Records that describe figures
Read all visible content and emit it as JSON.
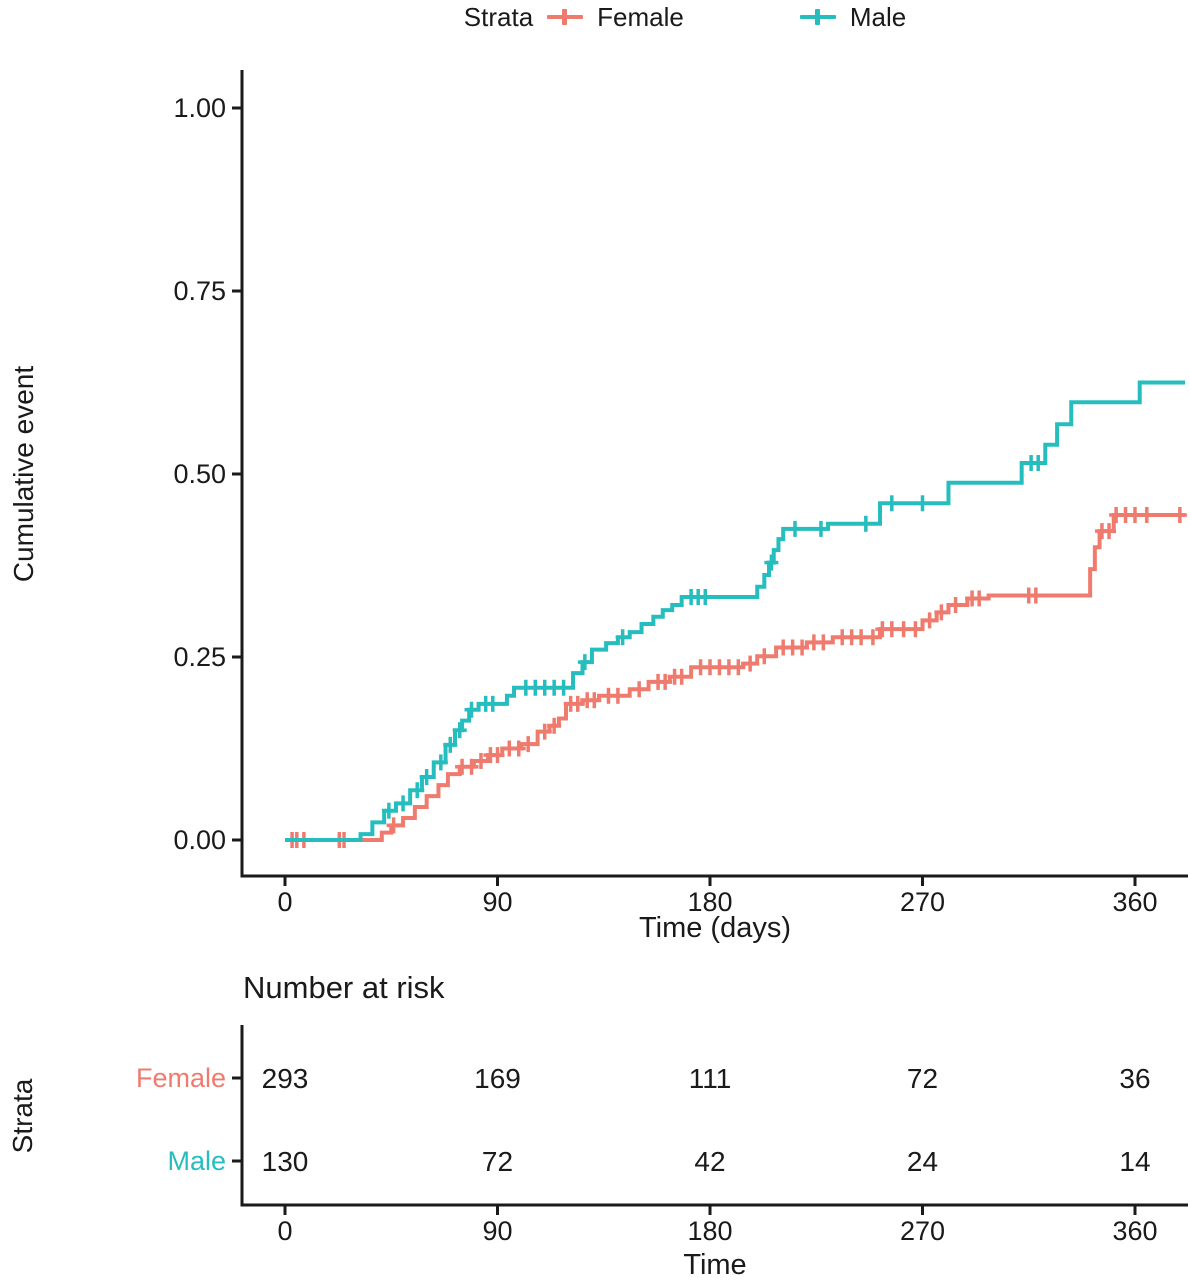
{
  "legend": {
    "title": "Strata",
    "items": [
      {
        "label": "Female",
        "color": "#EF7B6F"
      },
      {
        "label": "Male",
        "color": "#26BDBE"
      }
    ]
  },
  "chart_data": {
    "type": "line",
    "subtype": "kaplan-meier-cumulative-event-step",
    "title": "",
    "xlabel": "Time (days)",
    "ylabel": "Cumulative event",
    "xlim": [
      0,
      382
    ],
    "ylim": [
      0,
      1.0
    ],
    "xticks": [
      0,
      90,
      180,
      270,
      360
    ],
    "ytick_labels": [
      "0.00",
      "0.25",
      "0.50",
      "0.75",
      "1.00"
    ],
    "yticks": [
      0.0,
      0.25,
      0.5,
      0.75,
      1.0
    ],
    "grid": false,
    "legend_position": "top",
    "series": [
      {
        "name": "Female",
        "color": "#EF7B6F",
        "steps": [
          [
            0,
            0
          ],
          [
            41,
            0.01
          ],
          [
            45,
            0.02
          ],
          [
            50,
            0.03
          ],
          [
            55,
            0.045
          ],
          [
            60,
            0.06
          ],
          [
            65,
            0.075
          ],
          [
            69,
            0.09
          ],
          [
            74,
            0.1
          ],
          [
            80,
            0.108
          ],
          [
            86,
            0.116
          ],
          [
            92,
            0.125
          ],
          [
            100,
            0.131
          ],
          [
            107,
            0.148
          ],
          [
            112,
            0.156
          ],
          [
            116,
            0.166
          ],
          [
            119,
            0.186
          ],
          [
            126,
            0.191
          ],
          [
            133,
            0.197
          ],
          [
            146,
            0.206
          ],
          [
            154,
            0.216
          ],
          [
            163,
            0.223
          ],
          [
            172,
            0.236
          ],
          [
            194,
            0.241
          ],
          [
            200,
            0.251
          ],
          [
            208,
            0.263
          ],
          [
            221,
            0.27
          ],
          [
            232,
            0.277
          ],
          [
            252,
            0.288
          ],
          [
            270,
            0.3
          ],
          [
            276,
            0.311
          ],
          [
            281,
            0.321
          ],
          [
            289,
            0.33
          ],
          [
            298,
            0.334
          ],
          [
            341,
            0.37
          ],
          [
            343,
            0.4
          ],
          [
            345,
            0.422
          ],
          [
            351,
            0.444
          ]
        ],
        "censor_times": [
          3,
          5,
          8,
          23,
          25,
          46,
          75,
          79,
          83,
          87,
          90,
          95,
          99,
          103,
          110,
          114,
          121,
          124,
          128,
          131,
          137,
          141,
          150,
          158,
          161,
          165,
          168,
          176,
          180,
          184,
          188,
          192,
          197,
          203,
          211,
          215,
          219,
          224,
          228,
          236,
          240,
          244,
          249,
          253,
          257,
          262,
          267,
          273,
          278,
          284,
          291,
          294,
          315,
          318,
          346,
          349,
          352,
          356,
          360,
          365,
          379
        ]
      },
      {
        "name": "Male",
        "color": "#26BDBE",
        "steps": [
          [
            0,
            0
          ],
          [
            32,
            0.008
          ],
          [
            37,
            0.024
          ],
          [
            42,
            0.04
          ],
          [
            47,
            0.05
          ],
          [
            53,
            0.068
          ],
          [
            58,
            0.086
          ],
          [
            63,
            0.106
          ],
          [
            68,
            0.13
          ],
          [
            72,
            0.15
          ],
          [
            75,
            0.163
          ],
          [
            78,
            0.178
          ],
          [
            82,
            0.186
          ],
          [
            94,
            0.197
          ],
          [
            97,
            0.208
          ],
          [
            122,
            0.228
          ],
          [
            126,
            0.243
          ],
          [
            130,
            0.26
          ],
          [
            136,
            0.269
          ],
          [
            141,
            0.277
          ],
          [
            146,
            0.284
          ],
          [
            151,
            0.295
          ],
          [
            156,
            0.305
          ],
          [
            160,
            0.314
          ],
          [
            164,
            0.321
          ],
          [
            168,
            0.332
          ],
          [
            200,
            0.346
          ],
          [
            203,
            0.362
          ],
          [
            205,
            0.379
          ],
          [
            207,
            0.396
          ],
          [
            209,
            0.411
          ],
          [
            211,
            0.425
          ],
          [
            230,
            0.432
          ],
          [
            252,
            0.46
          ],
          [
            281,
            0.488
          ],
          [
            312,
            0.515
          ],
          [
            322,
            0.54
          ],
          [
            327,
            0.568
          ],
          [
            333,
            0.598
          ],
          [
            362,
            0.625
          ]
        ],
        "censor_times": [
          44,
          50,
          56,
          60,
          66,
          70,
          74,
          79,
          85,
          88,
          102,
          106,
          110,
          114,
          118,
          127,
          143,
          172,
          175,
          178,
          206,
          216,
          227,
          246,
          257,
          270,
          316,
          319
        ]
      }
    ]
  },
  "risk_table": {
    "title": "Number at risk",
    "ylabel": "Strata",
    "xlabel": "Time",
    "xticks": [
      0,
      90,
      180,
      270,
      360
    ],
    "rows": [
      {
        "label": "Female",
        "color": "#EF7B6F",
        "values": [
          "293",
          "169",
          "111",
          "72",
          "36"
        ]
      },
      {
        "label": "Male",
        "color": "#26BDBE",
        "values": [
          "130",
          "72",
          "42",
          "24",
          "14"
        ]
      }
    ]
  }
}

What needs to be done: Tally every line of the listing that holds the string "ylabel", then give the number by itself.

Full answer: 2